■ SOURCE RECORDS ■
########################################
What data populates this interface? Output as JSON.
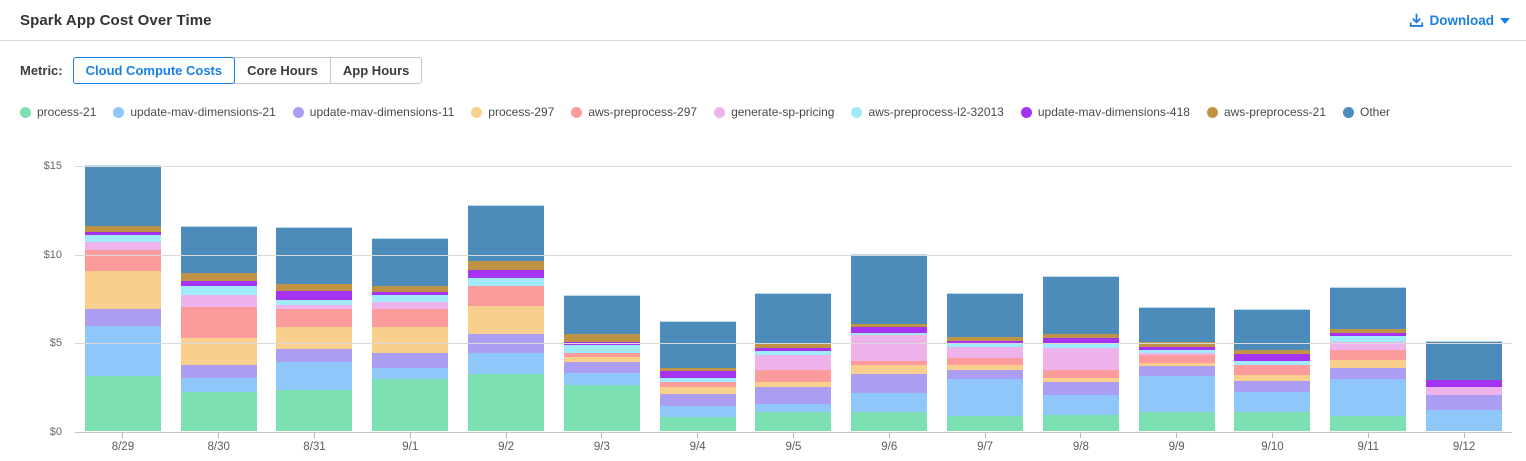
{
  "header": {
    "title": "Spark App Cost Over Time",
    "download_label": "Download"
  },
  "metric": {
    "label": "Metric:",
    "options": [
      {
        "label": "Cloud Compute Costs",
        "active": true
      },
      {
        "label": "Core Hours",
        "active": false
      },
      {
        "label": "App Hours",
        "active": false
      }
    ]
  },
  "colors": {
    "accent_blue": "#1b7fe4",
    "gridline": "#d9d9d9"
  },
  "chart_data": {
    "type": "bar",
    "stacked": true,
    "title": "Spark App Cost Over Time",
    "xlabel": "",
    "ylabel": "Cloud Compute Costs ($)",
    "ylim": [
      0,
      15
    ],
    "y_ticks": [
      {
        "label": "$15",
        "value": 15
      },
      {
        "label": "$10",
        "value": 10
      },
      {
        "label": "$5",
        "value": 5
      },
      {
        "label": "$0",
        "value": 0
      }
    ],
    "grid": true,
    "legend_position": "top",
    "categories": [
      "8/29",
      "8/30",
      "8/31",
      "9/1",
      "9/2",
      "9/3",
      "9/4",
      "9/5",
      "9/6",
      "9/7",
      "9/8",
      "9/9",
      "9/10",
      "9/11",
      "9/12"
    ],
    "series": [
      {
        "name": "process-21",
        "color": "#7ce0b3",
        "values": [
          3.1,
          2.2,
          2.3,
          2.95,
          3.2,
          2.6,
          0.8,
          1.05,
          1.1,
          0.85,
          0.9,
          1.05,
          1.05,
          0.85,
          0.0
        ]
      },
      {
        "name": "update-mav-dimensions-21",
        "color": "#8fc7fa",
        "values": [
          2.85,
          0.8,
          1.6,
          0.6,
          1.2,
          0.65,
          0.6,
          0.5,
          1.05,
          2.1,
          1.15,
          2.05,
          1.15,
          2.1,
          1.2
        ]
      },
      {
        "name": "update-mav-dimensions-11",
        "color": "#ab9df2",
        "values": [
          0.95,
          0.7,
          0.75,
          0.85,
          1.05,
          0.65,
          0.7,
          0.95,
          1.05,
          0.5,
          0.7,
          0.55,
          0.6,
          0.6,
          0.85
        ]
      },
      {
        "name": "process-297",
        "color": "#f9cf8d",
        "values": [
          2.1,
          1.55,
          1.2,
          1.45,
          1.6,
          0.25,
          0.4,
          0.25,
          0.5,
          0.25,
          0.25,
          0.2,
          0.35,
          0.45,
          0.0
        ]
      },
      {
        "name": "aws-preprocess-297",
        "color": "#fb9b9b",
        "values": [
          1.2,
          1.75,
          1.05,
          1.05,
          1.15,
          0.25,
          0.25,
          0.7,
          0.25,
          0.4,
          0.45,
          0.45,
          0.6,
          0.55,
          0.0
        ]
      },
      {
        "name": "generate-sp-pricing",
        "color": "#eeb3eb",
        "values": [
          0.45,
          0.7,
          0.2,
          0.35,
          0.0,
          0.0,
          0.0,
          0.85,
          1.45,
          0.65,
          1.25,
          0.1,
          0.0,
          0.5,
          0.45
        ]
      },
      {
        "name": "aws-preprocess-l2-32013",
        "color": "#a0eaf9",
        "values": [
          0.4,
          0.5,
          0.3,
          0.4,
          0.45,
          0.45,
          0.25,
          0.2,
          0.15,
          0.2,
          0.2,
          0.15,
          0.2,
          0.3,
          0.0
        ]
      },
      {
        "name": "update-mav-dimensions-418",
        "color": "#a433f2",
        "values": [
          0.2,
          0.25,
          0.5,
          0.2,
          0.45,
          0.2,
          0.4,
          0.2,
          0.3,
          0.15,
          0.35,
          0.2,
          0.4,
          0.2,
          0.4
        ]
      },
      {
        "name": "aws-preprocess-21",
        "color": "#bf9245",
        "values": [
          0.3,
          0.45,
          0.4,
          0.35,
          0.5,
          0.45,
          0.15,
          0.25,
          0.2,
          0.2,
          0.2,
          0.25,
          0.2,
          0.2,
          0.0
        ]
      },
      {
        "name": "Other",
        "color": "#4b8cba",
        "values": [
          3.45,
          2.65,
          3.2,
          2.7,
          3.15,
          2.2,
          2.65,
          2.85,
          3.95,
          2.5,
          3.3,
          2.0,
          2.35,
          2.4,
          2.2
        ]
      }
    ]
  }
}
########################################
■ EXERCISE DETAILS ■
Copy the records above exactly. The pictures are not part of the copy.

■ EXERCISE SOLUTION ■
What data populates this interface? Output as JSON.
{
  "header": {
    "title": "Spark App Cost Over Time",
    "download_label": "Download"
  },
  "metric": {
    "label": "Metric:",
    "options": [
      {
        "label": "Cloud Compute Costs",
        "active": true
      },
      {
        "label": "Core Hours",
        "active": false
      },
      {
        "label": "App Hours",
        "active": false
      }
    ]
  },
  "colors": {
    "accent_blue": "#1b7fe4",
    "gridline": "#d9d9d9"
  },
  "chart_data": {
    "type": "bar",
    "stacked": true,
    "title": "Spark App Cost Over Time",
    "xlabel": "",
    "ylabel": "Cloud Compute Costs ($)",
    "ylim": [
      0,
      15
    ],
    "y_ticks": [
      {
        "label": "$15",
        "value": 15
      },
      {
        "label": "$10",
        "value": 10
      },
      {
        "label": "$5",
        "value": 5
      },
      {
        "label": "$0",
        "value": 0
      }
    ],
    "grid": true,
    "legend_position": "top",
    "categories": [
      "8/29",
      "8/30",
      "8/31",
      "9/1",
      "9/2",
      "9/3",
      "9/4",
      "9/5",
      "9/6",
      "9/7",
      "9/8",
      "9/9",
      "9/10",
      "9/11",
      "9/12"
    ],
    "series": [
      {
        "name": "process-21",
        "color": "#7ce0b3",
        "values": [
          3.1,
          2.2,
          2.3,
          2.95,
          3.2,
          2.6,
          0.8,
          1.05,
          1.1,
          0.85,
          0.9,
          1.05,
          1.05,
          0.85,
          0.0
        ]
      },
      {
        "name": "update-mav-dimensions-21",
        "color": "#8fc7fa",
        "values": [
          2.85,
          0.8,
          1.6,
          0.6,
          1.2,
          0.65,
          0.6,
          0.5,
          1.05,
          2.1,
          1.15,
          2.05,
          1.15,
          2.1,
          1.2
        ]
      },
      {
        "name": "update-mav-dimensions-11",
        "color": "#ab9df2",
        "values": [
          0.95,
          0.7,
          0.75,
          0.85,
          1.05,
          0.65,
          0.7,
          0.95,
          1.05,
          0.5,
          0.7,
          0.55,
          0.6,
          0.6,
          0.85
        ]
      },
      {
        "name": "process-297",
        "color": "#f9cf8d",
        "values": [
          2.1,
          1.55,
          1.2,
          1.45,
          1.6,
          0.25,
          0.4,
          0.25,
          0.5,
          0.25,
          0.25,
          0.2,
          0.35,
          0.45,
          0.0
        ]
      },
      {
        "name": "aws-preprocess-297",
        "color": "#fb9b9b",
        "values": [
          1.2,
          1.75,
          1.05,
          1.05,
          1.15,
          0.25,
          0.25,
          0.7,
          0.25,
          0.4,
          0.45,
          0.45,
          0.6,
          0.55,
          0.0
        ]
      },
      {
        "name": "generate-sp-pricing",
        "color": "#eeb3eb",
        "values": [
          0.45,
          0.7,
          0.2,
          0.35,
          0.0,
          0.0,
          0.0,
          0.85,
          1.45,
          0.65,
          1.25,
          0.1,
          0.0,
          0.5,
          0.45
        ]
      },
      {
        "name": "aws-preprocess-l2-32013",
        "color": "#a0eaf9",
        "values": [
          0.4,
          0.5,
          0.3,
          0.4,
          0.45,
          0.45,
          0.25,
          0.2,
          0.15,
          0.2,
          0.2,
          0.15,
          0.2,
          0.3,
          0.0
        ]
      },
      {
        "name": "update-mav-dimensions-418",
        "color": "#a433f2",
        "values": [
          0.2,
          0.25,
          0.5,
          0.2,
          0.45,
          0.2,
          0.4,
          0.2,
          0.3,
          0.15,
          0.35,
          0.2,
          0.4,
          0.2,
          0.4
        ]
      },
      {
        "name": "aws-preprocess-21",
        "color": "#bf9245",
        "values": [
          0.3,
          0.45,
          0.4,
          0.35,
          0.5,
          0.45,
          0.15,
          0.25,
          0.2,
          0.2,
          0.2,
          0.25,
          0.2,
          0.2,
          0.0
        ]
      },
      {
        "name": "Other",
        "color": "#4b8cba",
        "values": [
          3.45,
          2.65,
          3.2,
          2.7,
          3.15,
          2.2,
          2.65,
          2.85,
          3.95,
          2.5,
          3.3,
          2.0,
          2.35,
          2.4,
          2.2
        ]
      }
    ]
  }
}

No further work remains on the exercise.